## Tasks and exercises
**a)** In the passage on antidiabetic drug prescribing trends, change "academic medical center" to "teaching hospital" and write out the passage from "Among SGLT2is, we" up to and including "medical center [61].".
**b)** Go on with the passage on antidiabetic drug prescribing trends, starting right after its final sentence.

## Selected extract
************
Among SGLT2is, we noted a significant increase in empagliflozin use over dapagliflozin before 2020. Although there are no head-to-head clinical trials comparing SGLT2is, a potential reason for the preference of empagliflozin over dapagliflozin could be due to the new indication of the former in 2016 to reduce the risk of CV death in adult patients with T2DM and CVD [59]. After that, the approximately parallel trends of both agents by the end of 2019 until the end of 2020 could be attributed to the published results of DAPA-HF trial in November 2019 that led to a new indication of dapagliflozin in 2020 to reduce the risk of CV death and hospitalization for HF in patients with reduced ejection fraction HF [60]. Similar results were shown by a study in a U.S. academic medical center [61].

Furthermore, the rate of monotherapy prescriptions decreased over time, which is in alignment with the rates reported in other countries [46, 52]. Likewise, the use of dual therapy decreased during the same period. In contrast, the prescription rates of combinations of 3 or more ADDs increased over time and this increase, which explains the decline in the rates of monotherapy and dual therapy, is consistent with a study conducted in Korea [52].
************
Items from a data source
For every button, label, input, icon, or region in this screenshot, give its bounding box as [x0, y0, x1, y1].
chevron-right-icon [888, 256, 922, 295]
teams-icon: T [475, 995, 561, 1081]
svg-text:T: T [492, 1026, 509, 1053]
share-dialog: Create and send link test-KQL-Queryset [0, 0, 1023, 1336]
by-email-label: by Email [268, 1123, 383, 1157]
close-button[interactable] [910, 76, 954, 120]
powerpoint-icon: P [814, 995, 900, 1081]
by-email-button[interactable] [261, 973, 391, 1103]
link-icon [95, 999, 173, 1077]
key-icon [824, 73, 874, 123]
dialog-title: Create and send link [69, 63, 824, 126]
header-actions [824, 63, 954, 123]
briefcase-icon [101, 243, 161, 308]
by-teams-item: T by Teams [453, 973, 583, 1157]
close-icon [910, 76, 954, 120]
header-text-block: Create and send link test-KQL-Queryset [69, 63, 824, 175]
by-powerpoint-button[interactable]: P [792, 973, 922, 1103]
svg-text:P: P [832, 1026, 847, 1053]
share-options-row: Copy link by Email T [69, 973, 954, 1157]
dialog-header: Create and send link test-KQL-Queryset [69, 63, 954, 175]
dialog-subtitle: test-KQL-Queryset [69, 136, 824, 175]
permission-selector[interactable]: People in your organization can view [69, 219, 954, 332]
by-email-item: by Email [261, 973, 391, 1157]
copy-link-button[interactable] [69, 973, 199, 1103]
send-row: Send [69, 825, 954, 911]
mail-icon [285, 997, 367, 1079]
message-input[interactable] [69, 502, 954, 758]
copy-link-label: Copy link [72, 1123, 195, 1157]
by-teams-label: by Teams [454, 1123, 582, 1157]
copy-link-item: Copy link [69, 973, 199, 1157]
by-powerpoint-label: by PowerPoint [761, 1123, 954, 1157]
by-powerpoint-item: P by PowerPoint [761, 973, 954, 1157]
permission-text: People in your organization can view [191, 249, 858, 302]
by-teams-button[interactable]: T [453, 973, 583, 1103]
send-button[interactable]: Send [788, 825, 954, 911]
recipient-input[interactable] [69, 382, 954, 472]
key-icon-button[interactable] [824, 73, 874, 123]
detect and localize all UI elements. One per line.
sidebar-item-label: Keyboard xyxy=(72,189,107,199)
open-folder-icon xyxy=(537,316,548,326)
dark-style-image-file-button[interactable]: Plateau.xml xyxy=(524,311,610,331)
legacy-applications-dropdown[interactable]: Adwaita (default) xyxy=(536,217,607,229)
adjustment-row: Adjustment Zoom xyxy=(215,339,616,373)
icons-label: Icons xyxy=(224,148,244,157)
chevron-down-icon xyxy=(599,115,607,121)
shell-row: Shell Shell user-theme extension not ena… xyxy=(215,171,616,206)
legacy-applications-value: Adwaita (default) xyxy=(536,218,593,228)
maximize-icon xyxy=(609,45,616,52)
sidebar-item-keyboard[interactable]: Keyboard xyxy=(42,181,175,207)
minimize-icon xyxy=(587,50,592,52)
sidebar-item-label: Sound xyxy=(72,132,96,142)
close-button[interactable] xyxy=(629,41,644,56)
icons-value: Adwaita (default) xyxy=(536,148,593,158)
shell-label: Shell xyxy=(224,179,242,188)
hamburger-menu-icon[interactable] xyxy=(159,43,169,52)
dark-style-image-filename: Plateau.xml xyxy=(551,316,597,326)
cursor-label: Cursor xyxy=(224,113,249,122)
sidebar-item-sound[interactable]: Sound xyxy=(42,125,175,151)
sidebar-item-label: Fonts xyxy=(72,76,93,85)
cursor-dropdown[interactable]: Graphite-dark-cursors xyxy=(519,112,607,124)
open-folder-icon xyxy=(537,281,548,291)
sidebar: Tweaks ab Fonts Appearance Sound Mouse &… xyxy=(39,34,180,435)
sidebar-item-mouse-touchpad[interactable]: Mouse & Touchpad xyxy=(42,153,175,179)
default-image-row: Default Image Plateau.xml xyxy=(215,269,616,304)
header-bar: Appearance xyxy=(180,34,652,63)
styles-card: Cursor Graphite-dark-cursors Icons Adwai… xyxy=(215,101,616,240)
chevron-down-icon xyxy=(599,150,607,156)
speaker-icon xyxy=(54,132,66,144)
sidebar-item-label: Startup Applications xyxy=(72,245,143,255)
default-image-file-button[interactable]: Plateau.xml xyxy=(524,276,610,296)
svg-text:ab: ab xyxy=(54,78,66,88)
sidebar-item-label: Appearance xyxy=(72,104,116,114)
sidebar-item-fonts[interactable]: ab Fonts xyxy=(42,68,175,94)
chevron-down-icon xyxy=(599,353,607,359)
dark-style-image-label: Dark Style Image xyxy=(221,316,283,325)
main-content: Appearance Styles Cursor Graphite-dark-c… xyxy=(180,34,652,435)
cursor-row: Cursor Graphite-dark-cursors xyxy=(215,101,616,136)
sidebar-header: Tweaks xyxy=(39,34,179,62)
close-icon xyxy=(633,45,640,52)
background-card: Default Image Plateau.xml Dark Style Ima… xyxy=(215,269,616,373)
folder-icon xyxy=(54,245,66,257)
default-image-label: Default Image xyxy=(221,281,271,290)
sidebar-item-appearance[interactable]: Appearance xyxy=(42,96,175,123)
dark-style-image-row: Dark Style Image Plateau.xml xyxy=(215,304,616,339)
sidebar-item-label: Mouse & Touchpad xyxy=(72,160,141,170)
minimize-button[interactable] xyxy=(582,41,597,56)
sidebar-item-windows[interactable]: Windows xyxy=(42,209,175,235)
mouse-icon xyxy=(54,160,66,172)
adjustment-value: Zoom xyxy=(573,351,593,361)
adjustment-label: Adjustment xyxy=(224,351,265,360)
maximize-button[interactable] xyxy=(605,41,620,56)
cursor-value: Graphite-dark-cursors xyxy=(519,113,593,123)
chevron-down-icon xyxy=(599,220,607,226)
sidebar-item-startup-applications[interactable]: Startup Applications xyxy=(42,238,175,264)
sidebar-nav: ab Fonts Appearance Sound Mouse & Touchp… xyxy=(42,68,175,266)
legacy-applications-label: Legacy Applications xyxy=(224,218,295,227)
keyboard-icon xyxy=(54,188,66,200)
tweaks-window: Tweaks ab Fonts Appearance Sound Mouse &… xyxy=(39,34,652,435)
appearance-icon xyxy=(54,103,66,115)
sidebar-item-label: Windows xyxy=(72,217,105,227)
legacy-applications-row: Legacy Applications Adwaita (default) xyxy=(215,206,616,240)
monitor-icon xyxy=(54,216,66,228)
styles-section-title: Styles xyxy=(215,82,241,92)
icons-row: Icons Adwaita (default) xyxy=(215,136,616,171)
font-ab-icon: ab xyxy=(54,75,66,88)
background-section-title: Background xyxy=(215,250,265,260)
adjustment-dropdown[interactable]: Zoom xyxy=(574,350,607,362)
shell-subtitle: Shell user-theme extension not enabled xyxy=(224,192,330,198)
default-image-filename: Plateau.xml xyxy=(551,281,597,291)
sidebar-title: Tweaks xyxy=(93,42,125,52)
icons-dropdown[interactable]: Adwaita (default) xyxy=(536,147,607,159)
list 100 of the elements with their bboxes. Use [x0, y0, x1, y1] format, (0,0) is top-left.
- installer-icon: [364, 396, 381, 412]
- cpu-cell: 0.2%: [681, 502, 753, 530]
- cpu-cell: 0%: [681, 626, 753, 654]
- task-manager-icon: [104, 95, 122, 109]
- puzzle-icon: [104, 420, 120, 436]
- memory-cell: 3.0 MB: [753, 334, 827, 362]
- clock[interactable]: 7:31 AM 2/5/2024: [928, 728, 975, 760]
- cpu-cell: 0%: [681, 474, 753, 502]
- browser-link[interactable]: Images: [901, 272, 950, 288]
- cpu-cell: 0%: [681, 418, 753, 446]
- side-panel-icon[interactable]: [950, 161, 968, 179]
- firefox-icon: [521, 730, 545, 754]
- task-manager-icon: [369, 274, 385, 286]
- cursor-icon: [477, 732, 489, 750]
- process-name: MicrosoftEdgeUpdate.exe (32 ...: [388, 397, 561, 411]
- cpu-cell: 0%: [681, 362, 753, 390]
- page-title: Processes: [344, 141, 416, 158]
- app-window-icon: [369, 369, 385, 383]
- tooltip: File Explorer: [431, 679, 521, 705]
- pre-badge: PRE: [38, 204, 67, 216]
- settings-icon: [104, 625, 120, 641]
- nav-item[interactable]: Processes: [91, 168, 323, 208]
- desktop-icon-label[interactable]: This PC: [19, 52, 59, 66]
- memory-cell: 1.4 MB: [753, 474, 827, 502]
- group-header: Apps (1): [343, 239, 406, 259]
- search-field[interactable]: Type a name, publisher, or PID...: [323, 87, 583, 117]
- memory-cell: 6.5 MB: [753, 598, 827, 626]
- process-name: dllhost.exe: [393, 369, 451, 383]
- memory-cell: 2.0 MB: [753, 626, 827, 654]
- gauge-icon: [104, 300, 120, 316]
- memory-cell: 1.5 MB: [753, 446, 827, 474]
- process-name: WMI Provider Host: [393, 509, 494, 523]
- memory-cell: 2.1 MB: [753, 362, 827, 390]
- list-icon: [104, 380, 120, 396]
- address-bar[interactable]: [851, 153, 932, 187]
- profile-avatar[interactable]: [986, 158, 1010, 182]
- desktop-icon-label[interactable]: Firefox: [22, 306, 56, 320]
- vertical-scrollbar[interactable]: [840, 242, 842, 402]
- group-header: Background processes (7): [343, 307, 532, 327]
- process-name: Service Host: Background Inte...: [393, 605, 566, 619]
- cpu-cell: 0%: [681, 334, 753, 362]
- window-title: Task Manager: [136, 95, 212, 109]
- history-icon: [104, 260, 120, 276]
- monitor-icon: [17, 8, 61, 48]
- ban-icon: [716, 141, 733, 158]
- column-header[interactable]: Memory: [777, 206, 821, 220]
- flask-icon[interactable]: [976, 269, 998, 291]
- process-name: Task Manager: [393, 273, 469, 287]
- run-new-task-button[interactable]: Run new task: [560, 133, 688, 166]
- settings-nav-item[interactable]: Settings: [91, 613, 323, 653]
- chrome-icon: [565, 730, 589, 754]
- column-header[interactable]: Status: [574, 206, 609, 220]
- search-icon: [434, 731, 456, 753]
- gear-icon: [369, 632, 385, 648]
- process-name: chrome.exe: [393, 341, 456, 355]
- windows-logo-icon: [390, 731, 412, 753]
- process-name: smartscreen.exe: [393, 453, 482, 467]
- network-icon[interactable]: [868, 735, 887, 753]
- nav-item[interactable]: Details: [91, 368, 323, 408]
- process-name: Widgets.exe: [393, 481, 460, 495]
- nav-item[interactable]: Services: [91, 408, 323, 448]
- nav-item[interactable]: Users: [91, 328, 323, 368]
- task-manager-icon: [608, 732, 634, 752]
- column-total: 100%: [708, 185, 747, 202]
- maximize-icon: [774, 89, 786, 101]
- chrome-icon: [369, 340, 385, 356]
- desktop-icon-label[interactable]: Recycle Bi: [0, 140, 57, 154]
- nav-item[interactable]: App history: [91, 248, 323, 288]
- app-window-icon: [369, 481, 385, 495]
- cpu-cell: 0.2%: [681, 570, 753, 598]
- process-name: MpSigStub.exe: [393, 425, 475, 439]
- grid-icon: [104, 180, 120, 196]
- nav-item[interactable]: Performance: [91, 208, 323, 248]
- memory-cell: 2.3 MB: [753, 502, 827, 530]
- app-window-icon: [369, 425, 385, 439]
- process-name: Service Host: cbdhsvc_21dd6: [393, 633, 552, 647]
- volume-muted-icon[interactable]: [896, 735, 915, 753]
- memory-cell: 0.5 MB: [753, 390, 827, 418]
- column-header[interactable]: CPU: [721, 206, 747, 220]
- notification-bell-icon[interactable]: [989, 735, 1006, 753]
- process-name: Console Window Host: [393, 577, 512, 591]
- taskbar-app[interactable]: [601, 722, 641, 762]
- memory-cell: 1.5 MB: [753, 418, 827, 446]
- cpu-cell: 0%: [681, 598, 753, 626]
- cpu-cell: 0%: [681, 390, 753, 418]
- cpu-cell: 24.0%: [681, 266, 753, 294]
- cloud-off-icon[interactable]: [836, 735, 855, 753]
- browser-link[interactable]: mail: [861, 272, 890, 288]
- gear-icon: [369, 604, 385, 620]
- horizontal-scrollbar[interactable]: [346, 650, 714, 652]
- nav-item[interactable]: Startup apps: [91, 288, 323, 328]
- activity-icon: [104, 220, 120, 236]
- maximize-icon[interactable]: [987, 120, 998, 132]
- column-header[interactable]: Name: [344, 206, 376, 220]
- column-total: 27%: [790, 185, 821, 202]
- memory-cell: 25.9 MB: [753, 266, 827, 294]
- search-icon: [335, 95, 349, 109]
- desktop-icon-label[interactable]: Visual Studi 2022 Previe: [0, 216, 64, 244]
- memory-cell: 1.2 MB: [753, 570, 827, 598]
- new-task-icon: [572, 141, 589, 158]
************
## Task results
**a)**
Among SGLT2is, we noted a significant increase in empagliflozin use over dapagliflozin before 2020. Although there are no head-to-head clinical trials comparing SGLT2is, a potential reason for the preference of empagliflozin over dapagliflozin could be due to the new indication of the former in 2016 to reduce the risk of CV death in adult patients with T2DM and CVD [59]. After that, the approximately parallel trends of both agents by the end of 2019 until the end of 2020 could be attributed to the published results of DAPA-HF trial in November 2019 that led to a new indication of dapagliflozin in 2020 to reduce the risk of CV death and hospitalization for HF in patients with reduced ejection fraction HF [60]. Similar results were shown by a study in a U.S. teaching hospital [61].

**b)**
Metformin monotherapy or combination therapy was the most commonly prescribed medication over the five-year period of the study. This pattern is consistent with diabetes management guidelines, as metformin is considered the first line treatment for T2DM [1,2,3,4,5]. This finding is also consistent with other studies from the U.S., United Kingdom, and East Asia [41, 43, 46, 51, 52, 62]. Furthermore, a Korean study showed that the most common dual therapy was BGs–DPP4is, which is similar to our results [52]. Prior to introducing SGLT2is to HMC’s formulary, BGs–SUs combination was the second most frequently prescribed dual therapy. However, in 2017 there was a shift from BGs–SUs to BGs–SGLT2is, which continued to rise until 2020. Among triple therapy, BGs–DPP4is–SUs was the most commonly prescribed combination in 2016; however, this declined over the years following the introduction of SGLT2is. This decline was offset by a gradual increase in BGs–DPP4is–SGLT2is. Given the advantages and the definitive evidence of benefit of SGLT2is, the shift from SUs–based to SGLT2is–based combinations was expected.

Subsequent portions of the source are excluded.